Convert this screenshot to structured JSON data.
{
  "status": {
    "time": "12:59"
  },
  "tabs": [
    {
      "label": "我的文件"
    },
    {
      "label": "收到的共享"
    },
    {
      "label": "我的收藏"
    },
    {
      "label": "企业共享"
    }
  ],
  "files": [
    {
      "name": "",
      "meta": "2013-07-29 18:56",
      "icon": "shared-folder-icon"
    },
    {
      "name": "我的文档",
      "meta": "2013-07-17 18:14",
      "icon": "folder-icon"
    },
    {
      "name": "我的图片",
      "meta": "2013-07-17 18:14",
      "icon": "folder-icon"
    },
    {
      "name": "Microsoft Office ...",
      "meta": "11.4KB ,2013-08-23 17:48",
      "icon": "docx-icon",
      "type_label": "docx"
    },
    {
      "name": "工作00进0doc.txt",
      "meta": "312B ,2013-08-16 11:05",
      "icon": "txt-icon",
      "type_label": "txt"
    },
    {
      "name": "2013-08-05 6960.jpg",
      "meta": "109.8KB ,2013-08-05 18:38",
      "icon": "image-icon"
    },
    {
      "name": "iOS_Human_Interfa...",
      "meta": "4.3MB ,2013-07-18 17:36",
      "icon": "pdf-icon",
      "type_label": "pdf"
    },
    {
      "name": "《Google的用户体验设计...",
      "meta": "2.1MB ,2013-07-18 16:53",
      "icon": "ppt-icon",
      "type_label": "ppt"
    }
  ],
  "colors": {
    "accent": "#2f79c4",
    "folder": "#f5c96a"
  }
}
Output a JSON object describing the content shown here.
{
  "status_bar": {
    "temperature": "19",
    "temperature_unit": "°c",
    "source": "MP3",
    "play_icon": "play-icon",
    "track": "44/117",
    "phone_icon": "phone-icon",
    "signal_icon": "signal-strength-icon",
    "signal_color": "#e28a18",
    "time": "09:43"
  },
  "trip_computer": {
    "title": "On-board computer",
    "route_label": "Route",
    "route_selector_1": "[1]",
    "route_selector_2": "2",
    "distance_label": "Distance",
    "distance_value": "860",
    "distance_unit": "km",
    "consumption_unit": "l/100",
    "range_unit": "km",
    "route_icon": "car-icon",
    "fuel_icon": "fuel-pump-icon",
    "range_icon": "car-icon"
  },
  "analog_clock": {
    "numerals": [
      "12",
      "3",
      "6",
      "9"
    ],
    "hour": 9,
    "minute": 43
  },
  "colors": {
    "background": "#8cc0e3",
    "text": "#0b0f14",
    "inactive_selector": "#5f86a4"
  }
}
__________________________________________________
The exercise:
Pick out every line of the listing containing the word "meta", and show those lines.

Answer to the exercise:
      "meta": "2013-07-29 18:56",
      "meta": "2013-07-17 18:14",
      "meta": "2013-07-17 18:14",
      "meta": "11.4KB ,2013-08-23 17:48",
      "meta": "312B ,2013-08-16 11:05",
      "meta": "109.8KB ,2013-08-05 18:38",
      "meta": "4.3MB ,2013-07-18 17:36",
      "meta": "2.1MB ,2013-07-18 16:53",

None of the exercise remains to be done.